• _Exercise aim_:
Please quote every line word for word.
*** Data for processing
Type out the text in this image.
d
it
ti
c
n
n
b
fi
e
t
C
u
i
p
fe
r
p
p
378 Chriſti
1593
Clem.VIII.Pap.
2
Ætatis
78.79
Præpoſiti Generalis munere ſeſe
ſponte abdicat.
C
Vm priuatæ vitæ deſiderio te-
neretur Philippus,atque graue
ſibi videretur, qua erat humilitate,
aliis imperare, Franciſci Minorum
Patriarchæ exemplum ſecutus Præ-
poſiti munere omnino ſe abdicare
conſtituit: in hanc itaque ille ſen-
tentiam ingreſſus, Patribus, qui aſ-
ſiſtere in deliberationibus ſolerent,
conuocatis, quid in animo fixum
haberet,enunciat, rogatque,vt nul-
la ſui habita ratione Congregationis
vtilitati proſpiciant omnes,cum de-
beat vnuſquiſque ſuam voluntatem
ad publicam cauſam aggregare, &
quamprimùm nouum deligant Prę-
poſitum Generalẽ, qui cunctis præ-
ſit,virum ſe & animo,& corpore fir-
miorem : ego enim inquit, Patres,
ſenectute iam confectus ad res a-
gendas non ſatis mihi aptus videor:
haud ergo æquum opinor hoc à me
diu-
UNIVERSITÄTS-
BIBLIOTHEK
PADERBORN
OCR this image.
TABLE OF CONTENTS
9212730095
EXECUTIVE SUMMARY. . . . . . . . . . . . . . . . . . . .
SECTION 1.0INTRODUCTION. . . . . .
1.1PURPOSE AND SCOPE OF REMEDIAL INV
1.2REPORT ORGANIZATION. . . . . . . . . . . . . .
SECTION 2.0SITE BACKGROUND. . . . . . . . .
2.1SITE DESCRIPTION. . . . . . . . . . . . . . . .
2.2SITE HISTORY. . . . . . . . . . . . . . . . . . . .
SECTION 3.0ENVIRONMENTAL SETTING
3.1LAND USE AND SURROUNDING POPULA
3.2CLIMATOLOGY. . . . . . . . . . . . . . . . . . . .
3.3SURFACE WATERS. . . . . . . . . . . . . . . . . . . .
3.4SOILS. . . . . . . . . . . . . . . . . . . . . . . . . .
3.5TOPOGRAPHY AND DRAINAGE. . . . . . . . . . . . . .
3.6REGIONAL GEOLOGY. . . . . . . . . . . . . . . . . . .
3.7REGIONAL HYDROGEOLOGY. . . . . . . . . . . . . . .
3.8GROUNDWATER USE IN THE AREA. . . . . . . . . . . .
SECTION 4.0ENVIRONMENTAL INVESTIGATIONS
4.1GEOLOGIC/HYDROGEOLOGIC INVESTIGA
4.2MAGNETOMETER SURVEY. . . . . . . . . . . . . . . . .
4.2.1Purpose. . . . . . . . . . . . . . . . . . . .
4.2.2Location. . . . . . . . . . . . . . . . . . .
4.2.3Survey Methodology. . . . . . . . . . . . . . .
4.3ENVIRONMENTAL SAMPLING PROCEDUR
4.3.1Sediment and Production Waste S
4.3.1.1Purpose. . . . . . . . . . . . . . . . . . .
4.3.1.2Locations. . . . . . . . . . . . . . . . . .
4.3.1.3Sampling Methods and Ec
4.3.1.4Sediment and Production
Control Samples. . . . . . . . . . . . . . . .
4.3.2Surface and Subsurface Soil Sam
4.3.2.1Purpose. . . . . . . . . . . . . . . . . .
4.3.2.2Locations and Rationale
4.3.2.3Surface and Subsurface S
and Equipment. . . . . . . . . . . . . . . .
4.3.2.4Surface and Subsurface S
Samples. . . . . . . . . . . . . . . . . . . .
******
• _Expected output_:
Type out the text in this image.
d
it
ti
c
n
n
b
fi
e
t
C
u
i
p
fe
r
p
p
378 Chriſti
1593
Clem.VIII.Pap.
2
Ætatis
78.79
Præpoſiti Generalis munere ſeſe
ſponte abdicat.
C
Vm priuatæ vitæ deſiderio te-
neretur Philippus,atque graue
ſibi videretur, qua erat humilitate,
aliis imperare, Franciſci Minorum
Patriarchæ exemplum ſecutus Præ-
poſiti munere omnino ſe abdicare
conſtituit: in hanc itaque ille ſen-
tentiam ingreſſus, Patribus, qui aſ-
ſiſtere in deliberationibus ſolerent,
conuocatis, quid in animo fixum
haberet,enunciat, rogatque,vt nul-
la ſui habita ratione Congregationis
vtilitati proſpiciant omnes,cum de-
beat vnuſquiſque ſuam voluntatem
ad publicam cauſam aggregare, &
quamprimùm nouum deligant Prę-
poſitum Generalẽ, qui cunctis præ-
ſit,virum ſe & animo,& corpore fir-
miorem : ego enim inquit, Patres,
ſenectute iam confectus ad res a-
gendas non ſatis mihi aptus videor:
haud ergo æquum opinor hoc à me
diu-
UNIVERSITÄTS-
BIBLIOTHEK
PADERBORN
OCR this image.
TABLE OF CONTENTS
9212730095
EXECUTIVE SUMMARY. . . . . . . . . . . . . . . . . . . .
SECTION 1.0INTRODUCTION. . . . . .
1.1PURPOSE AND SCOPE OF REMEDIAL INV
1.2REPORT ORGANIZATION. . . . . . . . . . . . . .
SECTION 2.0SITE BACKGROUND. . . . . . . . .
2.1SITE DESCRIPTION. . . . . . . . . . . . . . . .
2.2SITE HISTORY. . . . . . . . . . . . . . . . . . . .
SECTION 3.0ENVIRONMENTAL SETTING
3.1LAND USE AND SURROUNDING POPULA
3.2CLIMATOLOGY. . . . . . . . . . . . . . . . . . . .
3.3SURFACE WATERS. . . . . . . . . . . . . . . . . . . .
3.4SOILS. . . . . . . . . . . . . . . . . . . . . . . . . .
3.5TOPOGRAPHY AND DRAINAGE. . . . . . . . . . . . . .
3.6REGIONAL GEOLOGY. . . . . . . . . . . . . . . . . . .
3.7REGIONAL HYDROGEOLOGY. . . . . . . . . . . . . . .
3.8GROUNDWATER USE IN THE AREA. . . . . . . . . . . .
SECTION 4.0ENVIRONMENTAL INVESTIGATIONS
4.1GEOLOGIC/HYDROGEOLOGIC INVESTIGA
4.2MAGNETOMETER SURVEY. . . . . . . . . . . . . . . . .
4.2.1Purpose. . . . . . . . . . . . . . . . . . . .
4.2.2Location. . . . . . . . . . . . . . . . . . .
4.2.3Survey Methodology. . . . . . . . . . . . . . .
4.3ENVIRONMENTAL SAMPLING PROCEDUR
4.3.1Sediment and Production Waste S
4.3.1.1Purpose. . . . . . . . . . . . . . . . . . .
4.3.1.2Locations. . . . . . . . . . . . . . . . . .
4.3.1.3Sampling Methods and Ec
4.3.1.4Sediment and Production
Control Samples. . . . . . . . . . . . . . . .
4.3.2Surface and Subsurface Soil Sam
4.3.2.1Purpose. . . . . . . . . . . . . . . . . .
4.3.2.2Locations and Rationale
4.3.2.3Surface and Subsurface S
and Equipment. . . . . . . . . . . . . . . .
4.3.2.4Surface and Subsurface S
Samples. . . . . . . . . . . . . . . . . . . .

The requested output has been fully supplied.